* Artigo *
Seguir-se-ia, um prato de pato, como Aimé Barroyer decidisse. Foi com o chef francês, com quem se cruzou no Pestana Palace, no início de carreira, que aprendeu “o rigor e a paixão pela cozinha”, foi com ele que “sentiu as dificuldades e percebeu que ia ter que lutar muito para que um dia parecesse fácil”. Lembra-se da dedicação “com que temperava a carne”, uma das suas preferidas. E o chef “um xerife, homem duro, cozinhava como se fosse um bailado”.
“Não podia partir sem comer uns nigiris, preparados por Jiro Ono”, acrescenta. Um desejo ainda por concretizar: conhecer o chef japonês de 90 anos, com três estrelas Michelin, e aprender como é que alguém como ele ainda cozinha e acredita que não atingiu a excelência. “Faz-me pensar que não quero cozinhar para agradar, mas para me sentir realizado, senão a vida não vale a pena apenas pelo dinheiro e pela fama”.
Segue-se “qualquer prato” de Paul Bocuse, o homem que deu ao mundo a nouvelle cuisine e “responsável por todos os chefs hoje serem o que são”. Pedro Lemos visitou recentemente o restaurante L’Aubergue du Pont de Collonges, perto de Lyon. “Depois de dez pratos principais, queijos e um desfilar de iguarias que não queria que acabassem, estive 24 horas sem ingerir comida. Por si só, podia ser a última refeição”, conclui.
A fechar, “uma das sobremesas estrondosas de Pierre Hermés”. Podia ser um kouign-amann (doce da Bretanha) ou um macaron, que Pedro Lemos não duvida que seria o melhor dos finais. Sem esquecer o champanhe e “as colheitas mais raras de vinhos míticos”.
Miguel Rocha Vieira
Fortaleza do Guincho, Cascais
Recentemente, voltou da Húngria, onde esteve desde 2008 — em Budapeste, conquistou a primeira estrela Michelin para o restaurante Costes e outra, posteriormente, como consultor para o Costes Downtown. Estava frio, um frio invernal, enquanto por cá se assistia a um Verão tardio que não chegou ao São Martinho. “Nem nos damos conta do que temos até sairmos daqui”, comenta, enquanto descansa os olhos no mar do Guincho, um dos raros momentos de pausa no trabalho na cozinha da Fortaleza do Guincho, onde assumiu os comandos há cerca de um ano. Pensando bem, “este ano, contam-se pelos dedos de uma mão as vezes que pisei a areia da praia”. O mesmo areal onde cresceu e viveu até aos 19 anos, quando partiu para aprender a ser cozinheiro na prestigiada Le Cordon Bleu, em Londres.

Itens de um conjunto de dados
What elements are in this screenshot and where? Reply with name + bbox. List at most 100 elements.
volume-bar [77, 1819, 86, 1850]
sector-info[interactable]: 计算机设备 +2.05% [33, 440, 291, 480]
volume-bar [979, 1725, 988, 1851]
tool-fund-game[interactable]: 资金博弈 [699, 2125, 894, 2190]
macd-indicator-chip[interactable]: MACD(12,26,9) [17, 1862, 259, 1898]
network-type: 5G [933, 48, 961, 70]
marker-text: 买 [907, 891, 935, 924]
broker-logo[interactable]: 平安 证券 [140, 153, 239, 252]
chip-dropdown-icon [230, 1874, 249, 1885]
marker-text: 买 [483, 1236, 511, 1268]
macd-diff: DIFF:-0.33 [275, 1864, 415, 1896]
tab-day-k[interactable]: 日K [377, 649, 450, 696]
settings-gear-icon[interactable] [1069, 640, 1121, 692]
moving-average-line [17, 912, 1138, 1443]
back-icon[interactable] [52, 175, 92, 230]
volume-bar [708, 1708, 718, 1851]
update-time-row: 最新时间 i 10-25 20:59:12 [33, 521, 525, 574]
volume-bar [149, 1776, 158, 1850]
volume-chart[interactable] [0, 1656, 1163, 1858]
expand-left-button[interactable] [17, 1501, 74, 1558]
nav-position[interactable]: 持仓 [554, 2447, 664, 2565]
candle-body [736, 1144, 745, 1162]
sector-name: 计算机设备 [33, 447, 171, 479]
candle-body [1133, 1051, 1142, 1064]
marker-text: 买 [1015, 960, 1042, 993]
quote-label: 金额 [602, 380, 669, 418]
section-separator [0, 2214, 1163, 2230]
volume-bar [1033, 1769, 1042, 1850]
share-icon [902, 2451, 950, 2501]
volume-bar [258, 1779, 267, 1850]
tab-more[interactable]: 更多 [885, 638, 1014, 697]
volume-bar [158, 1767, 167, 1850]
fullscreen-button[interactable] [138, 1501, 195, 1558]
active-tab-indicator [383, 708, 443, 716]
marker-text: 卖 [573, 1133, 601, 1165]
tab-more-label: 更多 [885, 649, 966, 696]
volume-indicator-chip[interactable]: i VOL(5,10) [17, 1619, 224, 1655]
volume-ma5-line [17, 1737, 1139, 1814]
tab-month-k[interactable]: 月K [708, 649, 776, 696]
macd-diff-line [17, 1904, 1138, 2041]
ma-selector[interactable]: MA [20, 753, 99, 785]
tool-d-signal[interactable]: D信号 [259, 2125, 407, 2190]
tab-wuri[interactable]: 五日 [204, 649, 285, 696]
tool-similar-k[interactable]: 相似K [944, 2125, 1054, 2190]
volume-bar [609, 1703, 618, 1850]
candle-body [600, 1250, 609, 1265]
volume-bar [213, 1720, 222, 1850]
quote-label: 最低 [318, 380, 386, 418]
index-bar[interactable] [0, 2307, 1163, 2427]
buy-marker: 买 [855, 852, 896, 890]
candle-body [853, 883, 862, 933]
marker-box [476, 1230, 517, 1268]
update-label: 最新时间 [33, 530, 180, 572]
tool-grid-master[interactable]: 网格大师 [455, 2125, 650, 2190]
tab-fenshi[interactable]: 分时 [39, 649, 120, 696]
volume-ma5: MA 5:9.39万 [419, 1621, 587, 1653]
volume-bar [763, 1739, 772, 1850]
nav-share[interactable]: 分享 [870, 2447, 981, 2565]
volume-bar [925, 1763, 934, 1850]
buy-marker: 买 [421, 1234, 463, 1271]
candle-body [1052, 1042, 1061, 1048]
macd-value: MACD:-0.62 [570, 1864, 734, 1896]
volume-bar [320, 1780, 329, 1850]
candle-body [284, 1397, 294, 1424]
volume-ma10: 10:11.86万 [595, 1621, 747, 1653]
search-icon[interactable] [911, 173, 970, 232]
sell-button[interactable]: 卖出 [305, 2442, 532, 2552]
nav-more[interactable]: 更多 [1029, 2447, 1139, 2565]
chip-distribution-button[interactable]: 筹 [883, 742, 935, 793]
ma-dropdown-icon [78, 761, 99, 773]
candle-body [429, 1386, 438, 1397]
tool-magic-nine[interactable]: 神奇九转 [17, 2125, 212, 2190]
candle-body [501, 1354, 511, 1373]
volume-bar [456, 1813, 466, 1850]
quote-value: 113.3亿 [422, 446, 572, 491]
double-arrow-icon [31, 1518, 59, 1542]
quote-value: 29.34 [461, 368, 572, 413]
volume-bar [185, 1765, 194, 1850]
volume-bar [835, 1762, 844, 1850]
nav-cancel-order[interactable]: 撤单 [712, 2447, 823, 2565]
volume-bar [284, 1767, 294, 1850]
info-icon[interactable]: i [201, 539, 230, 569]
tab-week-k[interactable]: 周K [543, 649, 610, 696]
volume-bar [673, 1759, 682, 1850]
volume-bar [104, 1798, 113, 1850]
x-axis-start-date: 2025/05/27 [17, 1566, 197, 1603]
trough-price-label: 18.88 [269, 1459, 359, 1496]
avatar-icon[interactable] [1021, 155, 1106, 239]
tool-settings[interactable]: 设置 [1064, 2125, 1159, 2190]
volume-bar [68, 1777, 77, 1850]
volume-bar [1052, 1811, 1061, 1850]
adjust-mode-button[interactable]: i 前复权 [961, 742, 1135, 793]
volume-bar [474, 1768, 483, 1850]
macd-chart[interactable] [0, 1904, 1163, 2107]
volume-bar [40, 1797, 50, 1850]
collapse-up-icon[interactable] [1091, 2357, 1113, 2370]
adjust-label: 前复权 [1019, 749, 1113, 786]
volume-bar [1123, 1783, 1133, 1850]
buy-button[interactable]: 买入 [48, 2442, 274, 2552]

* Problema *
Pode transcrever, sem alterações, o trecho do artigo sobre os chefs entre "Miguel Rocha Vieira" e "Bleu, em Londres.", ambos incluídos?

* Resultado *
Miguel Rocha Vieira
Fortaleza do Guincho, Cascais
Recentemente, voltou da Húngria, onde esteve desde 2008 — em Budapeste, conquistou a primeira estrela Michelin para o restaurante Costes e outra, posteriormente, como consultor para o Costes Downtown. Estava frio, um frio invernal, enquanto por cá se assistia a um Verão tardio que não chegou ao São Martinho. “Nem nos damos conta do que temos até sairmos daqui”, comenta, enquanto descansa os olhos no mar do Guincho, um dos raros momentos de pausa no trabalho na cozinha da Fortaleza do Guincho, onde assumiu os comandos há cerca de um ano. Pensando bem, “este ano, contam-se pelos dedos de uma mão as vezes que pisei a areia da praia”. O mesmo areal onde cresceu e viveu até aos 19 anos, quando partiu para aprender a ser cozinheiro na prestigiada Le Cordon Bleu, em Londres.